## The exercise
Give the number of lines in the data that contain "JSON", and nothing more.

────────────────

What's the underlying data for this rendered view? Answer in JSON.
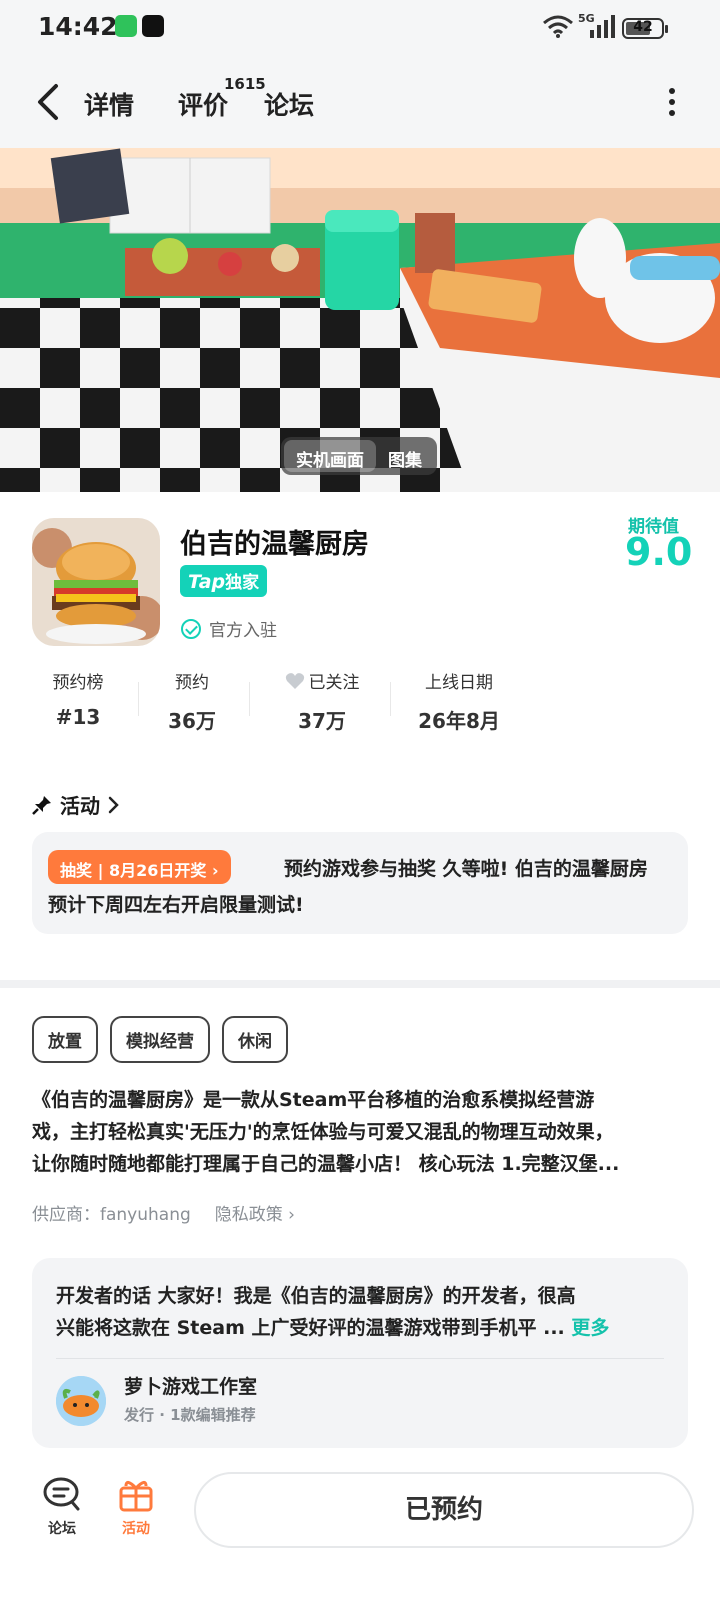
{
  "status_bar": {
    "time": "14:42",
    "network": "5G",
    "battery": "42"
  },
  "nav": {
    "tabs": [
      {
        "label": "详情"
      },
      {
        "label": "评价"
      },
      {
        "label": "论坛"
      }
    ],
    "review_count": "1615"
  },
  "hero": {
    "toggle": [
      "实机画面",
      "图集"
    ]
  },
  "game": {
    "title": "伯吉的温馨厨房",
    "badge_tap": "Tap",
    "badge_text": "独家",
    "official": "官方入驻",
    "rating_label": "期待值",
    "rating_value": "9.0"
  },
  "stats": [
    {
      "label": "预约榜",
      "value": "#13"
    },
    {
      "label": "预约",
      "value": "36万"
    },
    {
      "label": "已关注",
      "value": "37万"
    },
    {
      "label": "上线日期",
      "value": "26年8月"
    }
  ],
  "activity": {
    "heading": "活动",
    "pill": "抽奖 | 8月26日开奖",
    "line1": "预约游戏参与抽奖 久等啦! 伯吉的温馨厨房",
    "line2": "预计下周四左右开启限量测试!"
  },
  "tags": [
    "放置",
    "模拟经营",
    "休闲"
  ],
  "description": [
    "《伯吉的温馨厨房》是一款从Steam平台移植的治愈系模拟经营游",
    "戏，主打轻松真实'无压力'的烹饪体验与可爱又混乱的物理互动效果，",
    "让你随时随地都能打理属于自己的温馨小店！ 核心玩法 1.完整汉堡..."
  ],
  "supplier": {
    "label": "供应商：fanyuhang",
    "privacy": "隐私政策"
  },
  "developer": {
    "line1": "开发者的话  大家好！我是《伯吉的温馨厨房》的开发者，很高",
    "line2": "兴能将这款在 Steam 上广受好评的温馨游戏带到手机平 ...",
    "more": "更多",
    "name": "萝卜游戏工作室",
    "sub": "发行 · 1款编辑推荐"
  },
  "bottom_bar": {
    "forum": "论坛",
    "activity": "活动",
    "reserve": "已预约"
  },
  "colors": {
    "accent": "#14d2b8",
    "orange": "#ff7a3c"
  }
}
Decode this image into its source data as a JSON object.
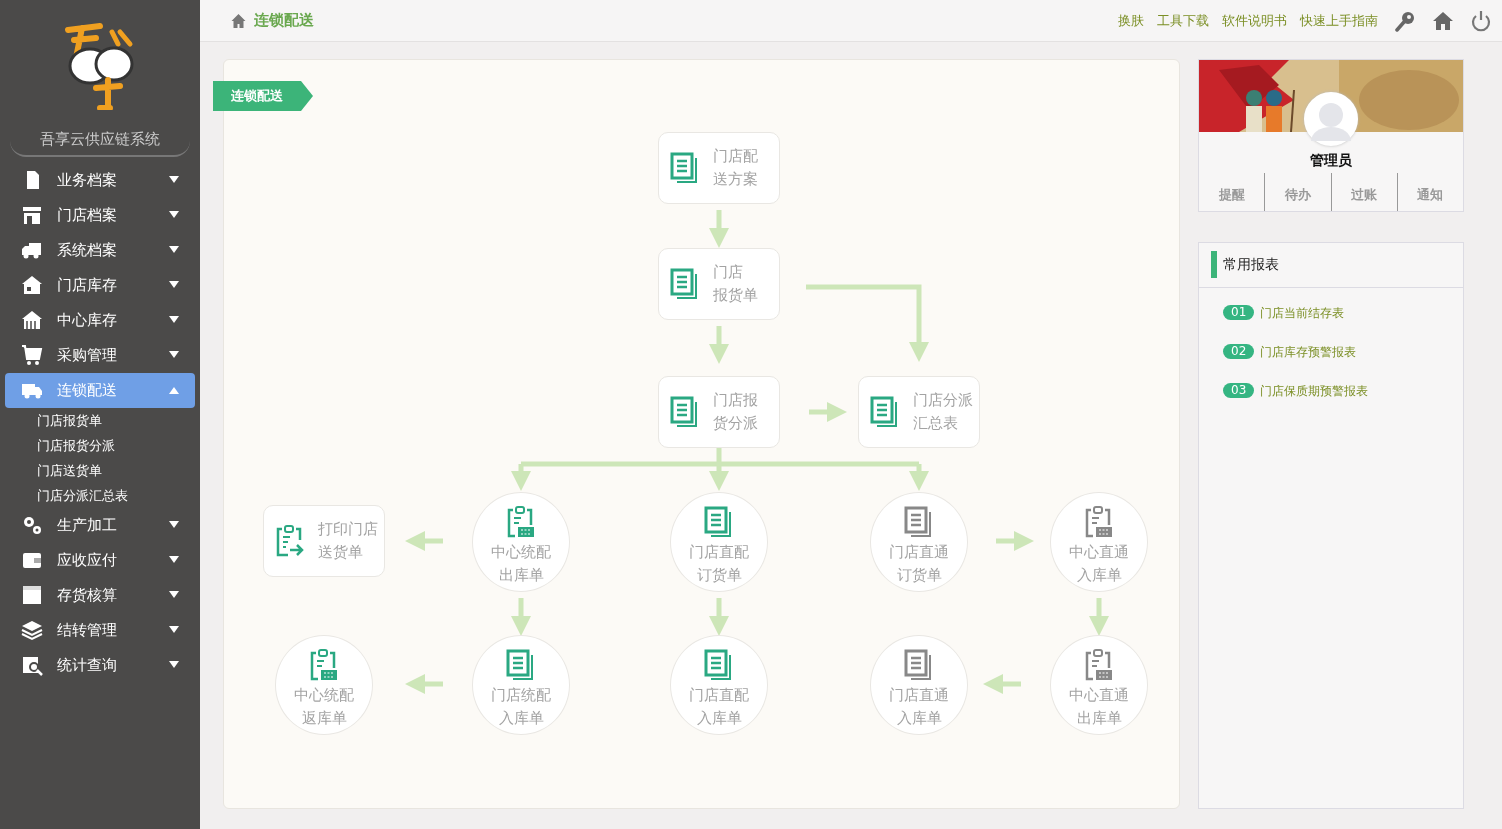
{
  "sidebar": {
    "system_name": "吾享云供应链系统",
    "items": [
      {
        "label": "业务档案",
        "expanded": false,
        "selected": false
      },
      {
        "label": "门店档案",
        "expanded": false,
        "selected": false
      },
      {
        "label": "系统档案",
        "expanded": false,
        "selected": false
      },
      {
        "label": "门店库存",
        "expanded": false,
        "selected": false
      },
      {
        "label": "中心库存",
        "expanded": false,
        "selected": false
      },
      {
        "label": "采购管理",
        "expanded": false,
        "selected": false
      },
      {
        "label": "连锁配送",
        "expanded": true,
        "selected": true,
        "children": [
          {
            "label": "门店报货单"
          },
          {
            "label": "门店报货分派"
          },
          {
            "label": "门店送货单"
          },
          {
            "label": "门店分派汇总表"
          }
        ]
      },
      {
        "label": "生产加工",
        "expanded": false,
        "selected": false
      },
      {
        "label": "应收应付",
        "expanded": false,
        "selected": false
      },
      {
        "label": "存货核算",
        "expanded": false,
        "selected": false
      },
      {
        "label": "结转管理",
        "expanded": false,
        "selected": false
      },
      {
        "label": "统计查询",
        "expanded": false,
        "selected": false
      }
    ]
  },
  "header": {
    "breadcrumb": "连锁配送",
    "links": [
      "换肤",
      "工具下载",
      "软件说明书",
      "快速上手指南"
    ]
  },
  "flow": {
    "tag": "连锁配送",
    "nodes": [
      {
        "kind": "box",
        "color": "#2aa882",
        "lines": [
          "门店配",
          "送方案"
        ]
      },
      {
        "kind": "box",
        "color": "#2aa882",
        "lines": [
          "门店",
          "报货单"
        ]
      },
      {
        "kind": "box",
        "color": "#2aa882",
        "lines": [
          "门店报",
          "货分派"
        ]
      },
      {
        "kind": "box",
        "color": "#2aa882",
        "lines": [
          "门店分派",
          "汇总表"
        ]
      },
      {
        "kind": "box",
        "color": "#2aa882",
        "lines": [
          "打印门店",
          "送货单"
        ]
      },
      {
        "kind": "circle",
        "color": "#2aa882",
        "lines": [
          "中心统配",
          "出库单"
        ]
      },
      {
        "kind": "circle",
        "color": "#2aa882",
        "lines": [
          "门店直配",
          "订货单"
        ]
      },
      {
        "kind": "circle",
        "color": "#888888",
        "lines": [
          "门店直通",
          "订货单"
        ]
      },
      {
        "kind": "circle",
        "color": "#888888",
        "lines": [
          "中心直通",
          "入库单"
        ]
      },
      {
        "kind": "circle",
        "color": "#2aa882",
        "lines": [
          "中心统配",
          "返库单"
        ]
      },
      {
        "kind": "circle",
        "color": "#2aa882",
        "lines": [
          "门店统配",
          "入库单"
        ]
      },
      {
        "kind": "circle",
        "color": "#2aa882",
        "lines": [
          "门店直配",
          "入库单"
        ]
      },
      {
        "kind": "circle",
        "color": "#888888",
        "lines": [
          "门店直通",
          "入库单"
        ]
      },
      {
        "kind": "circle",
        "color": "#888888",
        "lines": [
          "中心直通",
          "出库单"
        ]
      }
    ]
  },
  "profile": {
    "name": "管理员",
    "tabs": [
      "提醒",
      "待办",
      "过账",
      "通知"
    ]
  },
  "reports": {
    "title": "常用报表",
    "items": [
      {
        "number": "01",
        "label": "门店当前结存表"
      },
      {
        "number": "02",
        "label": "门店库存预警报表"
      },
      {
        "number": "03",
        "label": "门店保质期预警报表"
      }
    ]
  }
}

────────────────

## Answer to this exercise
2